[Objective]: Out of the lines below, please list those that hold the string "fixed".

[Provided data]:
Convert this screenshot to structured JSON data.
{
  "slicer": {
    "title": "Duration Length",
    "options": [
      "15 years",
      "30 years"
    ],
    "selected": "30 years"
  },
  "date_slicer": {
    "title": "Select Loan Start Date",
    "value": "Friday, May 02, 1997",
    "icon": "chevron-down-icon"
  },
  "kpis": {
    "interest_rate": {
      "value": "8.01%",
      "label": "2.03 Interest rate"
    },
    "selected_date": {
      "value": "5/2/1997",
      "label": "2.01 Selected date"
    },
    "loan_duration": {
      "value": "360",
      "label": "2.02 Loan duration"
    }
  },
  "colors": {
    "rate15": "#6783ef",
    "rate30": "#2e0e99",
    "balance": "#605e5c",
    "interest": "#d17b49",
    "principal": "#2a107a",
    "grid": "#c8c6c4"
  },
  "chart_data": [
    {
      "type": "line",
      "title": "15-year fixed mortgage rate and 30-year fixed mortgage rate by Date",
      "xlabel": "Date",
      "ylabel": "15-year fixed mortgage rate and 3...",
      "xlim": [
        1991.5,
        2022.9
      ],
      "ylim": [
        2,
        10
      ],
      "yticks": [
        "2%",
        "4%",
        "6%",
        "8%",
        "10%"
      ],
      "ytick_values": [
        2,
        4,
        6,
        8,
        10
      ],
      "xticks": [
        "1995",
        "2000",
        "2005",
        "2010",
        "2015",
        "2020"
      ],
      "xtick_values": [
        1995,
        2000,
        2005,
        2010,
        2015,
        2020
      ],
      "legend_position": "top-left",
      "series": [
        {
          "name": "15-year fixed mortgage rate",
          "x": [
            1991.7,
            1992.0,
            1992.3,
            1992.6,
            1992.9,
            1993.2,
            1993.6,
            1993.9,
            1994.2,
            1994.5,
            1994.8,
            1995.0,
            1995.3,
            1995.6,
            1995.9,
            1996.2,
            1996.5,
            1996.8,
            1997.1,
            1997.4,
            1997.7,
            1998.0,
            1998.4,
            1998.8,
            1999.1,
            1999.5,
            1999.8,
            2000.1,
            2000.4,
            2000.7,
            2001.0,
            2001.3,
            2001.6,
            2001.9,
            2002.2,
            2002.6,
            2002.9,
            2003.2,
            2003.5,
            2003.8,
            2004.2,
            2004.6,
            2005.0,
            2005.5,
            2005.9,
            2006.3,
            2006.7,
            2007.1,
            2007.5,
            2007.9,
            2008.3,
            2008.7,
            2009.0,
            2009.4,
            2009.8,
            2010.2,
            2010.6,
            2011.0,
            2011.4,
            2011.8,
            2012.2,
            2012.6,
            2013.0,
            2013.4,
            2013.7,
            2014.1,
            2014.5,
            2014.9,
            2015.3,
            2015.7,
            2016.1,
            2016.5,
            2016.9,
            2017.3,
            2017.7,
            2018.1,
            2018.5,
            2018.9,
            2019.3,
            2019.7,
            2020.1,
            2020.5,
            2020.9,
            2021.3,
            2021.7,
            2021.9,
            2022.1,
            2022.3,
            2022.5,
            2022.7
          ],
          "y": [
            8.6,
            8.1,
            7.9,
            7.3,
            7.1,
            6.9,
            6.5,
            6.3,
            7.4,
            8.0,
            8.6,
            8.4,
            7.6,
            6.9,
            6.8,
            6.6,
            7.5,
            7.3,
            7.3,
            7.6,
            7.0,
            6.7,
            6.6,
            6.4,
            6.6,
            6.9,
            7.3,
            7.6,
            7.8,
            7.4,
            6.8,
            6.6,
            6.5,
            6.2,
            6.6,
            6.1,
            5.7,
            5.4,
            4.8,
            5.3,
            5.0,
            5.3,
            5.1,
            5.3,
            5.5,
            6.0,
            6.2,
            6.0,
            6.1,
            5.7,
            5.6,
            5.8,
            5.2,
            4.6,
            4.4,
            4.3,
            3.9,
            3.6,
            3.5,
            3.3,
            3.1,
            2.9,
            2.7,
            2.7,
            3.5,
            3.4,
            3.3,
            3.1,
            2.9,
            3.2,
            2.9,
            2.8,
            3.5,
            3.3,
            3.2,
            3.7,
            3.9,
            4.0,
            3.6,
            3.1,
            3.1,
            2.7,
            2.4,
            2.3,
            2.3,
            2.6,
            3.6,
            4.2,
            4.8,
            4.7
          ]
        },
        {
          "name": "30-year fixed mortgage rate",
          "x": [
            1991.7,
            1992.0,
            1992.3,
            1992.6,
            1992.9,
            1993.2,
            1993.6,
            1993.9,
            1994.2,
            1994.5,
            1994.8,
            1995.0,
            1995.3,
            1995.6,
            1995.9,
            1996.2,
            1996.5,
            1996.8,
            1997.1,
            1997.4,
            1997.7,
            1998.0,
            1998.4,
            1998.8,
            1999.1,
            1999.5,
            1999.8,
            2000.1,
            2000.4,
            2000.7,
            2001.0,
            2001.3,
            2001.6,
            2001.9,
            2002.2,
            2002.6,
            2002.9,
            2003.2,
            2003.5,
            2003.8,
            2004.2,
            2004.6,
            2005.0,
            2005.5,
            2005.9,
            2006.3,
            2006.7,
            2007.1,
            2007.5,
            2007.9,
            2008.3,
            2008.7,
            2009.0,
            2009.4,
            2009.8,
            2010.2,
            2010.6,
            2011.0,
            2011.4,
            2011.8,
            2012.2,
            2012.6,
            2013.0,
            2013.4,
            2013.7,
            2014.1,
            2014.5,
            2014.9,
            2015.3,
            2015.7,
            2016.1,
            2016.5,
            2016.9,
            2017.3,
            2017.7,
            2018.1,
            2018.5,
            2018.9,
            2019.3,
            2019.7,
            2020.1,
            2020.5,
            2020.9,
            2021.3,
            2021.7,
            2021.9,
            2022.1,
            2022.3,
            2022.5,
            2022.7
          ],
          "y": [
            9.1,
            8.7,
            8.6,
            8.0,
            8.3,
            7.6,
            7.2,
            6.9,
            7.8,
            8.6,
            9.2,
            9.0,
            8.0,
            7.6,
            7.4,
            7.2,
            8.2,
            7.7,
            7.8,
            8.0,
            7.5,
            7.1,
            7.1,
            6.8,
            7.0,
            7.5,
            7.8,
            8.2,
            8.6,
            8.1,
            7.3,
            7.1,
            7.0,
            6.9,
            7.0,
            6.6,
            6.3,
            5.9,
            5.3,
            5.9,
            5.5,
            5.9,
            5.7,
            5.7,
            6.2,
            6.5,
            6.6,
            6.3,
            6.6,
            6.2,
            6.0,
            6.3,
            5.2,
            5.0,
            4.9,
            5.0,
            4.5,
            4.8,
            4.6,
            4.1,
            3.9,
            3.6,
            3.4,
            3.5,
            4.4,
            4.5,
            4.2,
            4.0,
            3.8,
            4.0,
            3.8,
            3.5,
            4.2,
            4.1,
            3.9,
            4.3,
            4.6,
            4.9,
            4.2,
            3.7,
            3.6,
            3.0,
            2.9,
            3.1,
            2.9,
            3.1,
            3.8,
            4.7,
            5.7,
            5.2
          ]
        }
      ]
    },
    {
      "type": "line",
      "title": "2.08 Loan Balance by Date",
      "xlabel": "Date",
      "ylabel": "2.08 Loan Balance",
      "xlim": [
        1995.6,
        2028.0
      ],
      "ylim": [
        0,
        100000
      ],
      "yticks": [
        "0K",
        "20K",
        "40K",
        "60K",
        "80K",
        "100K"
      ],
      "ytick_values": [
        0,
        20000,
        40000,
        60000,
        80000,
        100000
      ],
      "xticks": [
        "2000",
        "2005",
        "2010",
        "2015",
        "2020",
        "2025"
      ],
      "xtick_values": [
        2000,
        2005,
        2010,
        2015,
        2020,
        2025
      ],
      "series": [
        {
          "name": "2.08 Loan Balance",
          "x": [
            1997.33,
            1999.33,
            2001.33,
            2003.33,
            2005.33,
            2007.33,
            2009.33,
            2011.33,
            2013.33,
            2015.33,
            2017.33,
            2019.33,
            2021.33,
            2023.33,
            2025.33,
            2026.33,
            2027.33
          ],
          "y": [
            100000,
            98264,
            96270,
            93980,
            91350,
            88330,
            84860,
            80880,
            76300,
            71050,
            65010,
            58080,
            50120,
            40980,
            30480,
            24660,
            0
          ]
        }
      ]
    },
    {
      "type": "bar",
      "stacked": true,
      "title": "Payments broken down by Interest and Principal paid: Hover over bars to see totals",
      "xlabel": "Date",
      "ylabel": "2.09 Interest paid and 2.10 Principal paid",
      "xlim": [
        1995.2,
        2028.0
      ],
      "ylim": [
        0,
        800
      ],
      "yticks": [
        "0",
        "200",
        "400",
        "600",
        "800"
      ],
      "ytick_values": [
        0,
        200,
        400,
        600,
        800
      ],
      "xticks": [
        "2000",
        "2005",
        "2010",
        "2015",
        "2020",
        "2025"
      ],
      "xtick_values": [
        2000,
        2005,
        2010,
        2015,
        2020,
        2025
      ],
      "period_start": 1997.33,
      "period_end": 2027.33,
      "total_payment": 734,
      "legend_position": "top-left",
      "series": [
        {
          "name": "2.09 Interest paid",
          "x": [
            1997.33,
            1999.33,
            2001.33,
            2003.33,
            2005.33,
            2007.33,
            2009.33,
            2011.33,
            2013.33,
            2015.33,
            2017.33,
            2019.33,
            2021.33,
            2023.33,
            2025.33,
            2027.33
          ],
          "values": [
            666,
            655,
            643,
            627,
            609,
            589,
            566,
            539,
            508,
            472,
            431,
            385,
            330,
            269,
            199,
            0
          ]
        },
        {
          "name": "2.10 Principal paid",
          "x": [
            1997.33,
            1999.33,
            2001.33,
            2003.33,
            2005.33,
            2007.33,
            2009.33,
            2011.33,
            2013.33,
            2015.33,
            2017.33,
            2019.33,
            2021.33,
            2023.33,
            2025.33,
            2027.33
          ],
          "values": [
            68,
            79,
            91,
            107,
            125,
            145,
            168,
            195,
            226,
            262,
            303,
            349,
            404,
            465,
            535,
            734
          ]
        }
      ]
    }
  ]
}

[Answer]:
      "title": "15-year fixed mortgage rate and 30-year fixed mortgage rate by Date",
      "ylabel": "15-year fixed mortgage rate and 3...",
          "name": "15-year fixed mortgage rate",
          "name": "30-year fixed mortgage rate",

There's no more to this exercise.